===== Task input

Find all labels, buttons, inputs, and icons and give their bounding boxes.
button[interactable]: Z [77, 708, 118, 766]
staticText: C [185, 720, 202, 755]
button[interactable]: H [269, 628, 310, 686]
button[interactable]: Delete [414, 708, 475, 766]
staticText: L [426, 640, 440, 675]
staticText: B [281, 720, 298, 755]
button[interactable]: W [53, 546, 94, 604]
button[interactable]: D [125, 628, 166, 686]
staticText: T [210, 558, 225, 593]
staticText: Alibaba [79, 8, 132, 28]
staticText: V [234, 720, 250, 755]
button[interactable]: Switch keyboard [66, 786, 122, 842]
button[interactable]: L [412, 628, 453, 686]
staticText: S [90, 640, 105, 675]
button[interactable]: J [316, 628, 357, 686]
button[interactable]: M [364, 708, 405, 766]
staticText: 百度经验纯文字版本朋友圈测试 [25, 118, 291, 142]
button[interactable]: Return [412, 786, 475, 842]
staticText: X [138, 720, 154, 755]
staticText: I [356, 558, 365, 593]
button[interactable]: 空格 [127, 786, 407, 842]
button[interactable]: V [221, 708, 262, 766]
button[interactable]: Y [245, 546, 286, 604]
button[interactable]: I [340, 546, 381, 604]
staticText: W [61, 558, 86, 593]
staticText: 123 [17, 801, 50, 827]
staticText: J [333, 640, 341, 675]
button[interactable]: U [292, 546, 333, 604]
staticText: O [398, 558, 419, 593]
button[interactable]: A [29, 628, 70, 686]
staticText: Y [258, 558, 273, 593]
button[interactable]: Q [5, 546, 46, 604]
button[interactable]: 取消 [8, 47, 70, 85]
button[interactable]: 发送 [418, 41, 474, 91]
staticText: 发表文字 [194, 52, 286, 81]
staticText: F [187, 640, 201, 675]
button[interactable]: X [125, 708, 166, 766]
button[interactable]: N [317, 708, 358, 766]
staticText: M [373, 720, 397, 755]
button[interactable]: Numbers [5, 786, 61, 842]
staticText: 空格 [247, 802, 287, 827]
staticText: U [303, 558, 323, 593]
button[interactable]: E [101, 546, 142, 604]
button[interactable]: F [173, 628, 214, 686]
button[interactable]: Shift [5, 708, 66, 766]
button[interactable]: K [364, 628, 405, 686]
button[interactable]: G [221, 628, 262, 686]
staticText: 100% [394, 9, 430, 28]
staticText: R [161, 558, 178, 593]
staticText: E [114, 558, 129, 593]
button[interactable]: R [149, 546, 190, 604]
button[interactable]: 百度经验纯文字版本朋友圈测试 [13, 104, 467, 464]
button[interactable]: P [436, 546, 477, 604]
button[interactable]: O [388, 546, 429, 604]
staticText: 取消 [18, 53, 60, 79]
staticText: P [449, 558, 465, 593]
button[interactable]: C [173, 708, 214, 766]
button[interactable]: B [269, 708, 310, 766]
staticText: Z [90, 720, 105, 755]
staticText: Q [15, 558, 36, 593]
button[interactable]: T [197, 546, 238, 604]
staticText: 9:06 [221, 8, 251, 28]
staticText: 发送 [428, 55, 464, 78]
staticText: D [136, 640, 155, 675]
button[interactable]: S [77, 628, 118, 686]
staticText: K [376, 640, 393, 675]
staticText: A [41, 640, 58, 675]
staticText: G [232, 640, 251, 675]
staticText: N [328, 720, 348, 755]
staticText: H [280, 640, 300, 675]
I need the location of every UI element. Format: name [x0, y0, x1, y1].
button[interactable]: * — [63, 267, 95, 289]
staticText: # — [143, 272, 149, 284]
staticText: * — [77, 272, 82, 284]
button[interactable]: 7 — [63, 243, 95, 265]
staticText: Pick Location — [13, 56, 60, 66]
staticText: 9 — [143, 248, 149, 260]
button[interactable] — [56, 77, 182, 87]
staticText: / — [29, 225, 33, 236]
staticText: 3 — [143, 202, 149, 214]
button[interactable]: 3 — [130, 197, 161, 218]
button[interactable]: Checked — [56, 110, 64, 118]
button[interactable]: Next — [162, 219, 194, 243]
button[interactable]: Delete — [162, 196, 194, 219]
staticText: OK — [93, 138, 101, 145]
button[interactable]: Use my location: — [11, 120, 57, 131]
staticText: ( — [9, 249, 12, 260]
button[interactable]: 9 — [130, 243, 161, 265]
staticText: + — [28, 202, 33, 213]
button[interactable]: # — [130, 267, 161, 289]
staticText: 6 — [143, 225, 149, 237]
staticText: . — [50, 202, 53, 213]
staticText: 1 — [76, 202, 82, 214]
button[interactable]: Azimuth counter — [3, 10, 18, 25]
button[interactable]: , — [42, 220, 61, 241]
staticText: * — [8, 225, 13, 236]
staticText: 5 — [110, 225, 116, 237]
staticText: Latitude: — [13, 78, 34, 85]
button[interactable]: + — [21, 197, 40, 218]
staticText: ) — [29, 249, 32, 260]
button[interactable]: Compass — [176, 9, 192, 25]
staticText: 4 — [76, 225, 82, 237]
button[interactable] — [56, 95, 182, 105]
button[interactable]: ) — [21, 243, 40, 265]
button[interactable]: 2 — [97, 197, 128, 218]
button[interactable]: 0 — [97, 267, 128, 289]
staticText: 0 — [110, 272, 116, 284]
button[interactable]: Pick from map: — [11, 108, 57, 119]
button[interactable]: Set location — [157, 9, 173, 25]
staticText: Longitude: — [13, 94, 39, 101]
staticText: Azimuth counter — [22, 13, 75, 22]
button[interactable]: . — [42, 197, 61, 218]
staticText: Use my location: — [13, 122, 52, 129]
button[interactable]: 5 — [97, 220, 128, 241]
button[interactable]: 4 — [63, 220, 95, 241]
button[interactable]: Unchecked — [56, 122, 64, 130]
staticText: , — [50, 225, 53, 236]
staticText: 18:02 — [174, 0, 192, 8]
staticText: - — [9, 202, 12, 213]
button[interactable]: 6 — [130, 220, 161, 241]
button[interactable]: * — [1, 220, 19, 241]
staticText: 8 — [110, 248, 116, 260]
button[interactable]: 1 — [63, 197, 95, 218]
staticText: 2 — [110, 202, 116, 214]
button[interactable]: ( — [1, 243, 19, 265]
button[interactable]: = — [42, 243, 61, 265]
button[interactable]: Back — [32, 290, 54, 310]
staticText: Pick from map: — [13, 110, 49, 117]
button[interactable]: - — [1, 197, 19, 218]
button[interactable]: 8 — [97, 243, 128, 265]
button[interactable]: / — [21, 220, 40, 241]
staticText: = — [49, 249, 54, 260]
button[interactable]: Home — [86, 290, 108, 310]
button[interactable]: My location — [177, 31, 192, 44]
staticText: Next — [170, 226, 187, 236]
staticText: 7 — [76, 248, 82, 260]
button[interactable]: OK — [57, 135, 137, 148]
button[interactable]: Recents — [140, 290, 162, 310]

==========

Reproduce every line of the items above verbatim, with no changes to wording, symbols, or coordinates.

Exercise solution:
Find all labels, buttons, inputs, and icons and give their bounding boxes.
button[interactable]: Z [77, 708, 118, 766]
staticText: C [185, 720, 202, 755]
button[interactable]: H [269, 628, 310, 686]
button[interactable]: Delete [414, 708, 475, 766]
staticText: L [426, 640, 440, 675]
staticText: B [281, 720, 298, 755]
button[interactable]: W [53, 546, 94, 604]
button[interactable]: D [125, 628, 166, 686]
staticText: T [210, 558, 225, 593]
staticText: Alibaba [79, 8, 132, 28]
staticText: V [234, 720, 250, 755]
button[interactable]: Switch keyboard [66, 786, 122, 842]
button[interactable]: L [412, 628, 453, 686]
staticText: S [90, 640, 105, 675]
button[interactable]: J [316, 628, 357, 686]
button[interactable]: M [364, 708, 405, 766]
staticText: 百度经验纯文字版本朋友圈测试 [25, 118, 291, 142]
button[interactable]: Return [412, 786, 475, 842]
staticText: X [138, 720, 154, 755]
staticText: I [356, 558, 365, 593]
button[interactable]: 空格 [127, 786, 407, 842]
button[interactable]: V [221, 708, 262, 766]
button[interactable]: Y [245, 546, 286, 604]
button[interactable]: I [340, 546, 381, 604]
staticText: W [61, 558, 86, 593]
staticText: 123 [17, 801, 50, 827]
staticText: J [333, 640, 341, 675]
button[interactable]: U [292, 546, 333, 604]
staticText: O [398, 558, 419, 593]
button[interactable]: A [29, 628, 70, 686]
staticText: Y [258, 558, 273, 593]
button[interactable]: Q [5, 546, 46, 604]
button[interactable]: 取消 [8, 47, 70, 85]
button[interactable]: 发送 [418, 41, 474, 91]
staticText: 发表文字 [194, 52, 286, 81]
staticText: F [187, 640, 201, 675]
button[interactable]: X [125, 708, 166, 766]
button[interactable]: N [317, 708, 358, 766]
staticText: M [373, 720, 397, 755]
button[interactable]: Numbers [5, 786, 61, 842]
staticText: 空格 [247, 802, 287, 827]
staticText: U [303, 558, 323, 593]
button[interactable]: E [101, 546, 142, 604]
button[interactable]: F [173, 628, 214, 686]
button[interactable]: Shift [5, 708, 66, 766]
button[interactable]: K [364, 628, 405, 686]
button[interactable]: G [221, 628, 262, 686]
staticText: 100% [394, 9, 430, 28]
staticText: R [161, 558, 178, 593]
staticText: E [114, 558, 129, 593]
button[interactable]: R [149, 546, 190, 604]
button[interactable]: 百度经验纯文字版本朋友圈测试 [13, 104, 467, 464]
button[interactable]: P [436, 546, 477, 604]
button[interactable]: O [388, 546, 429, 604]
staticText: 取消 [18, 53, 60, 79]
staticText: P [449, 558, 465, 593]
button[interactable]: C [173, 708, 214, 766]
button[interactable]: B [269, 708, 310, 766]
staticText: Z [90, 720, 105, 755]
staticText: Q [15, 558, 36, 593]
button[interactable]: T [197, 546, 238, 604]
staticText: 9:06 [221, 8, 251, 28]
staticText: 发送 [428, 55, 464, 78]
staticText: D [136, 640, 155, 675]
button[interactable]: S [77, 628, 118, 686]
staticText: K [376, 640, 393, 675]
staticText: A [41, 640, 58, 675]
staticText: G [232, 640, 251, 675]
staticText: N [328, 720, 348, 755]
staticText: H [280, 640, 300, 675]
I need the location of every UI element. Format: name [x0, y0, x1, y1].
button[interactable]: * — [63, 267, 95, 289]
staticText: # — [143, 272, 149, 284]
staticText: * — [77, 272, 82, 284]
button[interactable]: 7 — [63, 243, 95, 265]
staticText: Pick Location — [13, 56, 60, 66]
staticText: 9 — [143, 248, 149, 260]
button[interactable] — [56, 77, 182, 87]
staticText: / — [29, 225, 33, 236]
staticText: 3 — [143, 202, 149, 214]
button[interactable]: 3 — [130, 197, 161, 218]
button[interactable]: Checked — [56, 110, 64, 118]
button[interactable]: Next — [162, 219, 194, 243]
button[interactable]: Delete — [162, 196, 194, 219]
staticText: OK — [93, 138, 101, 145]
button[interactable]: Use my location: — [11, 120, 57, 131]
staticText: ( — [9, 249, 12, 260]
button[interactable]: 9 — [130, 243, 161, 265]
staticText: + — [28, 202, 33, 213]
button[interactable]: # — [130, 267, 161, 289]
staticText: 6 — [143, 225, 149, 237]
staticText: . — [50, 202, 53, 213]
staticText: 1 — [76, 202, 82, 214]
button[interactable]: Azimuth counter — [3, 10, 18, 25]
button[interactable]: , — [42, 220, 61, 241]
staticText: * — [8, 225, 13, 236]
staticText: 5 — [110, 225, 116, 237]
staticText: Latitude: — [13, 78, 34, 85]
button[interactable]: + — [21, 197, 40, 218]
staticText: ) — [29, 249, 32, 260]
button[interactable]: Compass — [176, 9, 192, 25]
staticText: 4 — [76, 225, 82, 237]
button[interactable] — [56, 95, 182, 105]
button[interactable]: ) — [21, 243, 40, 265]
button[interactable]: 2 — [97, 197, 128, 218]
button[interactable]: 0 — [97, 267, 128, 289]
staticText: 0 — [110, 272, 116, 284]
button[interactable]: Pick from map: — [11, 108, 57, 119]
button[interactable]: Set location — [157, 9, 173, 25]
staticText: Longitude: — [13, 94, 39, 101]
staticText: Azimuth counter — [22, 13, 75, 22]
button[interactable]: . — [42, 197, 61, 218]
staticText: Use my location: — [13, 122, 52, 129]
button[interactable]: 5 — [97, 220, 128, 241]
button[interactable]: 4 — [63, 220, 95, 241]
button[interactable]: Unchecked — [56, 122, 64, 130]
staticText: , — [50, 225, 53, 236]
staticText: 18:02 — [174, 0, 192, 8]
staticText: - — [9, 202, 12, 213]
button[interactable]: 6 — [130, 220, 161, 241]
button[interactable]: * — [1, 220, 19, 241]
staticText: 8 — [110, 248, 116, 260]
button[interactable]: 1 — [63, 197, 95, 218]
staticText: 2 — [110, 202, 116, 214]
button[interactable]: ( — [1, 243, 19, 265]
button[interactable]: = — [42, 243, 61, 265]
button[interactable]: Back — [32, 290, 54, 310]
staticText: Pick from map: — [13, 110, 49, 117]
button[interactable]: - — [1, 197, 19, 218]
button[interactable]: 8 — [97, 243, 128, 265]
button[interactable]: / — [21, 220, 40, 241]
staticText: = — [49, 249, 54, 260]
button[interactable]: Home — [86, 290, 108, 310]
button[interactable]: My location — [177, 31, 192, 44]
staticText: Next — [170, 226, 187, 236]
staticText: 7 — [76, 248, 82, 260]
button[interactable]: OK — [57, 135, 137, 148]
button[interactable]: Recents — [140, 290, 162, 310]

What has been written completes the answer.